══ Record extracts ══
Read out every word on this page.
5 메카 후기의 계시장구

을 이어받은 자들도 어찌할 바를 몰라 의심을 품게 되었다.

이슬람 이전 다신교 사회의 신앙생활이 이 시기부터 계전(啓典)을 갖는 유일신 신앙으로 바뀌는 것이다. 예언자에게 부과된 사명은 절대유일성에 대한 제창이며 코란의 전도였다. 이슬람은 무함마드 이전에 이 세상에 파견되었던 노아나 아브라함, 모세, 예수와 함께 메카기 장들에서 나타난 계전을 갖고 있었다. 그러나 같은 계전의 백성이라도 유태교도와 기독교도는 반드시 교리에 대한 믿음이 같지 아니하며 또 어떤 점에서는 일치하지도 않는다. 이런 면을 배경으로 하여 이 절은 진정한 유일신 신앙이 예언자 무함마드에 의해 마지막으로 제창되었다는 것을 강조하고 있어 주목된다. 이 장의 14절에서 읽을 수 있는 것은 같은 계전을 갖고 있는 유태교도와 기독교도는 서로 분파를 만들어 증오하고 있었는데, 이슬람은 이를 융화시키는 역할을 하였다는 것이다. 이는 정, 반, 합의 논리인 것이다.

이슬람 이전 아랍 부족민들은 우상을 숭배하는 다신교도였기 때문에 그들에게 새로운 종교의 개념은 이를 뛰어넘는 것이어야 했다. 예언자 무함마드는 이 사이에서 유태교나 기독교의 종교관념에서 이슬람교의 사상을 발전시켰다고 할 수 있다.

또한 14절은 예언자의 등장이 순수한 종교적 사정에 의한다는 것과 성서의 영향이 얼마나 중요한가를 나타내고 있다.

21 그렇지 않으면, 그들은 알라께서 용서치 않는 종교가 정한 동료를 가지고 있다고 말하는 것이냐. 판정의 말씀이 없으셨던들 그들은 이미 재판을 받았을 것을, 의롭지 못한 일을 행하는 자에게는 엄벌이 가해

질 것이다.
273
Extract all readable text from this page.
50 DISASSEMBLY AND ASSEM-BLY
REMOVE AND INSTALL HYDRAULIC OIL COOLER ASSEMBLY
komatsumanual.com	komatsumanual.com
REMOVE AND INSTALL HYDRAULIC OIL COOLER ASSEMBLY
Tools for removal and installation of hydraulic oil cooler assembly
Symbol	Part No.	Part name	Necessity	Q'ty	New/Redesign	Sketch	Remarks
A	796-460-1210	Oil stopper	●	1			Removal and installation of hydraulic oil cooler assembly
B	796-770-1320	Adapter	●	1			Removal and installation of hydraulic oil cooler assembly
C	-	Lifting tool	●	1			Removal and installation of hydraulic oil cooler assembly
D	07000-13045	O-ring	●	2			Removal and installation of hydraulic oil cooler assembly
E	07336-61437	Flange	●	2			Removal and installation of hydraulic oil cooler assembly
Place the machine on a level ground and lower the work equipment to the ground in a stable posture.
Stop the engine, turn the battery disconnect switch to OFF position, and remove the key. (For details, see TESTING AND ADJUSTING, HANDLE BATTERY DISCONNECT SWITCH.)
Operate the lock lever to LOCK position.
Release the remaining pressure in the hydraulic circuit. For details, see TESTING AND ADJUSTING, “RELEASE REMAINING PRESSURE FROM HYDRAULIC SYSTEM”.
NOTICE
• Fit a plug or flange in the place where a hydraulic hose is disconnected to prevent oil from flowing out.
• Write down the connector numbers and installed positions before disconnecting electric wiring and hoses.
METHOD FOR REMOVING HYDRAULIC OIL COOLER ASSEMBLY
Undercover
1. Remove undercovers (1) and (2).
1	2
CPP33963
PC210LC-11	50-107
═══
[Set problem]:
Collect each line of the entries that has the word "details", copying it in full.

[Final result]:
Stop the engine, turn the battery disconnect switch to OFF position, and remove the key. (For details, see TESTING AND ADJUSTING, HANDLE BATTERY DISCONNECT SWITCH.)
Release the remaining pressure in the hydraulic circuit. For details, see TESTING AND ADJUSTING, “RELEASE REMAINING PRESSURE FROM HYDRAULIC SYSTEM”.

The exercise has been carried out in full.